**PROBLEM DETAILS**
Give every line from the entries that contains "JSON".

[Dataset entries on figures]

========================================================================

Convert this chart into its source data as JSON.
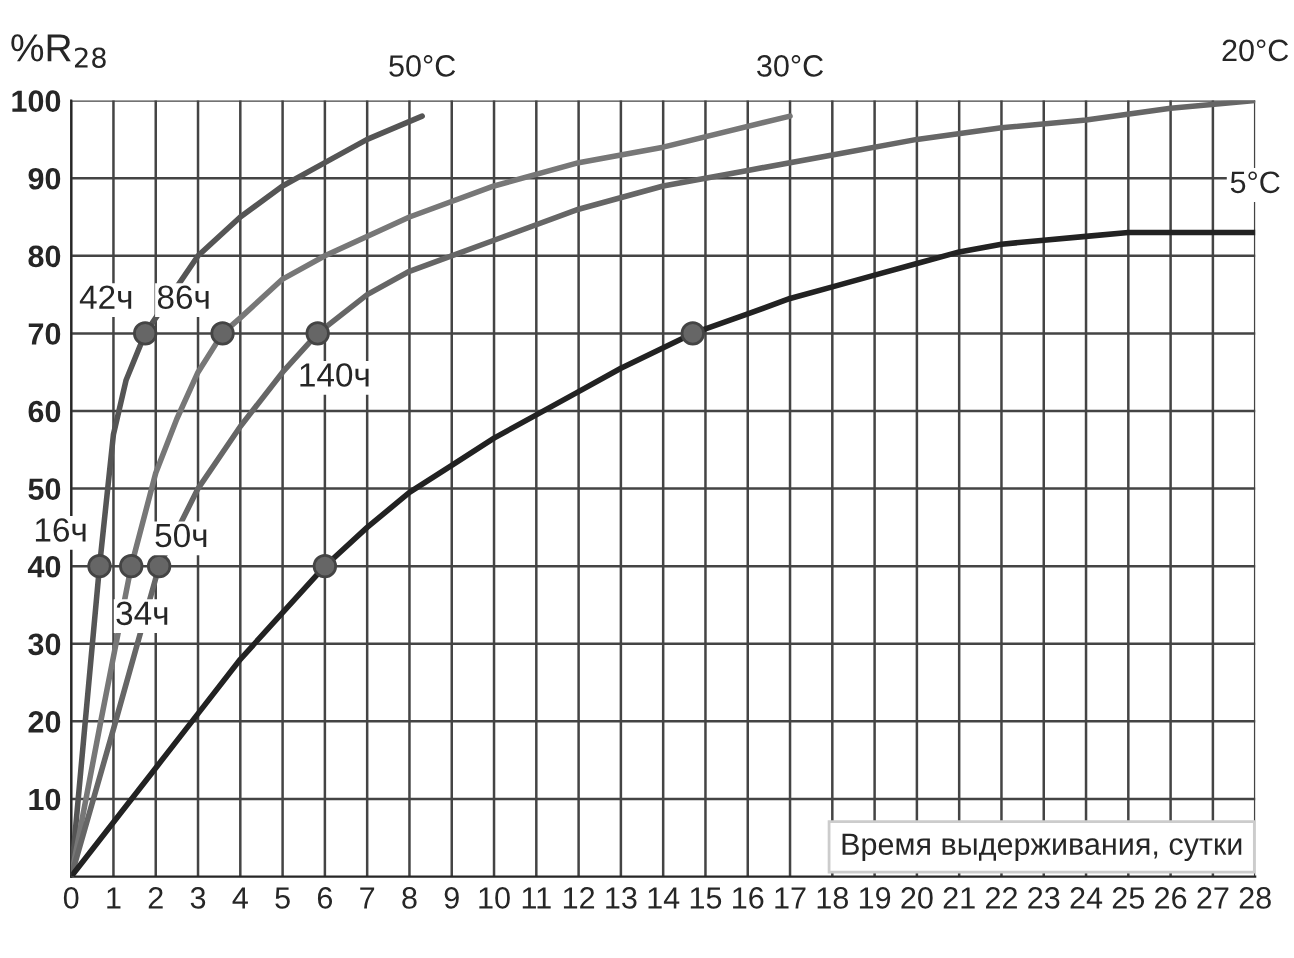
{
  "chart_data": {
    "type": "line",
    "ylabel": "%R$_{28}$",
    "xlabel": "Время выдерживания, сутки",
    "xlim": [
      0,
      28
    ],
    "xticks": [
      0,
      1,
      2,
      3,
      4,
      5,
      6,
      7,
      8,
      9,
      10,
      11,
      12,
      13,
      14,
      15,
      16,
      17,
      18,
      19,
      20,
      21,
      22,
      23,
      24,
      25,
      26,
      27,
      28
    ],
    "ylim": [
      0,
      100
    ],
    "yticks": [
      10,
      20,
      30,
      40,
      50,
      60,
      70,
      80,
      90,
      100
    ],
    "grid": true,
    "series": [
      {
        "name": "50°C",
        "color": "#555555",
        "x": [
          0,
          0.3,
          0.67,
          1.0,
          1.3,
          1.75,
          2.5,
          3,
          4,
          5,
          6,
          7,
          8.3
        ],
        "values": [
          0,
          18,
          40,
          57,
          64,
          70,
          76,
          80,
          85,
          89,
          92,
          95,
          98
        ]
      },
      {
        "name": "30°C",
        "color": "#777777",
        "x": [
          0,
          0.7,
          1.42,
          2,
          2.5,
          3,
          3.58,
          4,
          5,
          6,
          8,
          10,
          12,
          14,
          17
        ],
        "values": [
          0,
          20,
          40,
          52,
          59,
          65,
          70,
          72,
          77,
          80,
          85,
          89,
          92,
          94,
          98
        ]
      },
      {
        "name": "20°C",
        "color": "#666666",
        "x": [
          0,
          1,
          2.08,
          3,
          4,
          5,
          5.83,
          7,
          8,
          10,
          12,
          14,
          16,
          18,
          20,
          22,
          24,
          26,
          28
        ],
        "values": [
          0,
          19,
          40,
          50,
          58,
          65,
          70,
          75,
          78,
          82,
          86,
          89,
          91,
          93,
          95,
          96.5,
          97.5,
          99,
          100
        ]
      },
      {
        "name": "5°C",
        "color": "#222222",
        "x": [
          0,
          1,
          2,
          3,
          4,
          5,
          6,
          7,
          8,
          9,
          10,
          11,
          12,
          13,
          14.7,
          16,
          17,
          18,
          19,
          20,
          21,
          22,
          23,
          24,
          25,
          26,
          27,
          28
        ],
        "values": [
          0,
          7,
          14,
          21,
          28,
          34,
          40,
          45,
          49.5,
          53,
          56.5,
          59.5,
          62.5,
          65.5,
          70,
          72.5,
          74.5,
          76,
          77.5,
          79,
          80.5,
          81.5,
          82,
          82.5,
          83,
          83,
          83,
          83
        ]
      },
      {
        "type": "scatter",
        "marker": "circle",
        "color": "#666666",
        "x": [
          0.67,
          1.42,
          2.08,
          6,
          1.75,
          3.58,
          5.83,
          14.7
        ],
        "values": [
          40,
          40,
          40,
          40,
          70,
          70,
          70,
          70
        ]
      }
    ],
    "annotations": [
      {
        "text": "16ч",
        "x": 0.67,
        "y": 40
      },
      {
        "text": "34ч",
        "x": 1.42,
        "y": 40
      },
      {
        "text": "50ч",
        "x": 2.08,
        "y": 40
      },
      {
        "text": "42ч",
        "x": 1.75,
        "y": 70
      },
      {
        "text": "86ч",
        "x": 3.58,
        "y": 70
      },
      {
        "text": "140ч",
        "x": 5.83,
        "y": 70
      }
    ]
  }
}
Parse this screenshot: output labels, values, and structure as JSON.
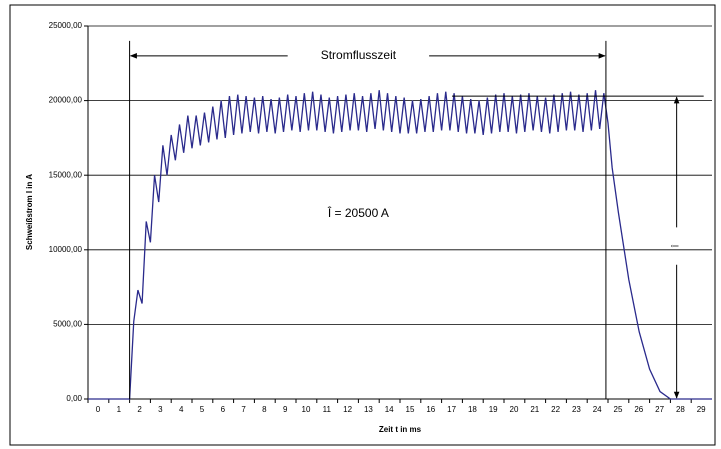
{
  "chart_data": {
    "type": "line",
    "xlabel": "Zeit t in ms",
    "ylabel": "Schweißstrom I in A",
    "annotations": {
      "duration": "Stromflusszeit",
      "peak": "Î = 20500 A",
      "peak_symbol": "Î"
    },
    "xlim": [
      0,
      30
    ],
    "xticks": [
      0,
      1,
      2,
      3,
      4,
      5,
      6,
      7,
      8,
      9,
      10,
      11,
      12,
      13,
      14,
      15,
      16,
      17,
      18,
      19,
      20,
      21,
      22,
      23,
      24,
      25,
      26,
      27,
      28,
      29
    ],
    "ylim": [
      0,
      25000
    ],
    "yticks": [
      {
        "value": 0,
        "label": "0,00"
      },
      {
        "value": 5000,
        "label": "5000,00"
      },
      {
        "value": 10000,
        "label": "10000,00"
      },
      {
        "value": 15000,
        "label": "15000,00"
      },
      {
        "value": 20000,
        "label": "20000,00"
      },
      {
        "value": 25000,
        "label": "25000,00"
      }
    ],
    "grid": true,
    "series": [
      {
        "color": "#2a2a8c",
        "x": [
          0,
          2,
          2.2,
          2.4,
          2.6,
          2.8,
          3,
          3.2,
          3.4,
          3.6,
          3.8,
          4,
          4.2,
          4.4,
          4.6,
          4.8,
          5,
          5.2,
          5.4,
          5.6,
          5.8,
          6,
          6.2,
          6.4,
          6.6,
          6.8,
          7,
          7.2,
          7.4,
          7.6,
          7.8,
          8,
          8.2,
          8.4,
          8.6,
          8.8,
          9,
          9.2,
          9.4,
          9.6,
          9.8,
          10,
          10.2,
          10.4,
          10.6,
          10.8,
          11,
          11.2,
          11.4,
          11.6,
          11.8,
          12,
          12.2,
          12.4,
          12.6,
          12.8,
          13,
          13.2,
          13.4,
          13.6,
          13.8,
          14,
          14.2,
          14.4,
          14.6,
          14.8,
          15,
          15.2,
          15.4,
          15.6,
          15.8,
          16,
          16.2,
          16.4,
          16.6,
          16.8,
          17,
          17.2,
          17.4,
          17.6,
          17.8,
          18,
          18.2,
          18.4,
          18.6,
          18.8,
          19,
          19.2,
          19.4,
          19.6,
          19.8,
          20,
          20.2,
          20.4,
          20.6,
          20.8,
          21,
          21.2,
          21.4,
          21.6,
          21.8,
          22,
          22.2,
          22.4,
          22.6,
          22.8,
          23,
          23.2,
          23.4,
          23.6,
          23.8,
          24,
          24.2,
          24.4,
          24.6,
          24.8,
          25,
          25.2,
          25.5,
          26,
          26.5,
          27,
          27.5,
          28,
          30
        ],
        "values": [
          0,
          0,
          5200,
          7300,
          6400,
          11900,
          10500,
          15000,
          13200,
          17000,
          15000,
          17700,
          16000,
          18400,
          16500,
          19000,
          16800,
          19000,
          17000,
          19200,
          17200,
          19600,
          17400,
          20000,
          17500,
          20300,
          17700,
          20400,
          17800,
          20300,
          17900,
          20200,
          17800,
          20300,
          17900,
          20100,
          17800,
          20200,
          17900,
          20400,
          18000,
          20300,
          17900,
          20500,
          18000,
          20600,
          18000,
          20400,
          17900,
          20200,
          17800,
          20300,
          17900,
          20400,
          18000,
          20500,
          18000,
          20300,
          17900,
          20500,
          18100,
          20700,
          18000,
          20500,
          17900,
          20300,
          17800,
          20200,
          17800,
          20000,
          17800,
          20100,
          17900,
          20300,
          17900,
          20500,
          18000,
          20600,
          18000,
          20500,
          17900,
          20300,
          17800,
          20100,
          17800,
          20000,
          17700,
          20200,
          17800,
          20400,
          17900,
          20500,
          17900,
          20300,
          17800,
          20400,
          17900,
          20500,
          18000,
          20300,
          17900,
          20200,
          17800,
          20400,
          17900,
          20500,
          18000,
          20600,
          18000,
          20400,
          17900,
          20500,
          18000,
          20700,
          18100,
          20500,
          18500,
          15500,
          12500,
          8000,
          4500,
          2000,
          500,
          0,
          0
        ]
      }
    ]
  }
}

========================================================================

**IN RESPONSE**
Convert this chart into its source data as JSON.
Parse this screenshot: output labels, values, and structure as JSON.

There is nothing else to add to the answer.